**Given task**
The records below must be transcribed exactly. Do not include the pictures.

- - -

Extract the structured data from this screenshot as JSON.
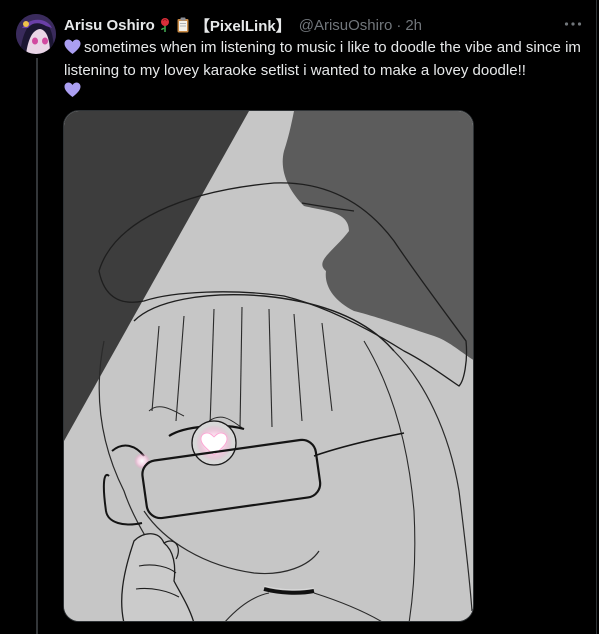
{
  "tweet": {
    "display_name": "Arisu Oshiro",
    "badge_text": "【PixelLink】",
    "handle": "@ArisuOshiro",
    "separator": "·",
    "time": "2h",
    "text": "sometimes when im listening to music i like to doodle the vibe and since im listening to my lovey karaoke setlist i wanted to make a lovey doodle!!",
    "emoji_icons": [
      "purple-heart-icon",
      "rose-icon",
      "clipboard-icon"
    ]
  },
  "colors": {
    "background": "#000000",
    "text_primary": "#e7e9ea",
    "text_secondary": "#71767b",
    "border": "#2f3336",
    "purple_heart": "#ab9ff2"
  }
}
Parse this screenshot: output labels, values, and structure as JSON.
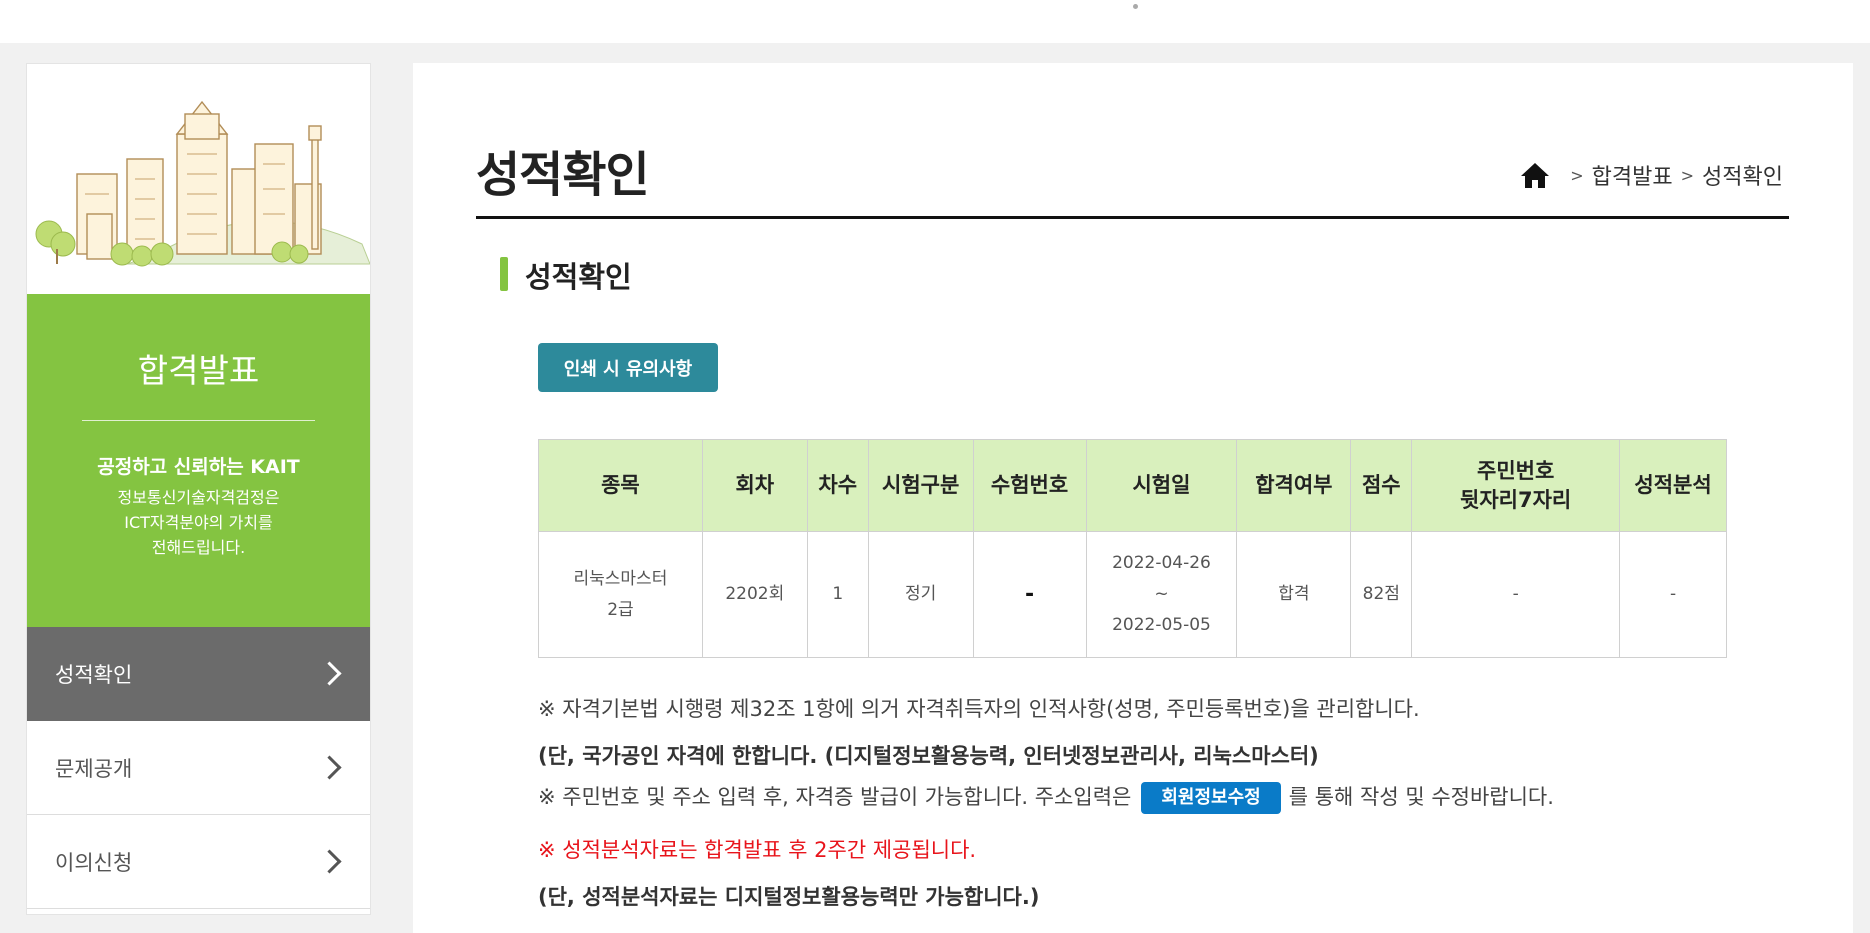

- - -

**Solution**
Extract the structured data from this screenshot as JSON.
{
  "tweet": {
    "display_name": "Arisu Oshiro",
    "badge_text": "【PixelLink】",
    "handle": "@ArisuOshiro",
    "separator": "·",
    "time": "2h",
    "text": "sometimes when im listening to music i like to doodle the vibe and since im listening to my lovey karaoke setlist i wanted to make a lovey doodle!!",
    "emoji_icons": [
      "purple-heart-icon",
      "rose-icon",
      "clipboard-icon"
    ]
  },
  "colors": {
    "background": "#000000",
    "text_primary": "#e7e9ea",
    "text_secondary": "#71767b",
    "border": "#2f3336",
    "purple_heart": "#ab9ff2"
  }
}
Parse this screenshot: output labels, values, and structure as JSON.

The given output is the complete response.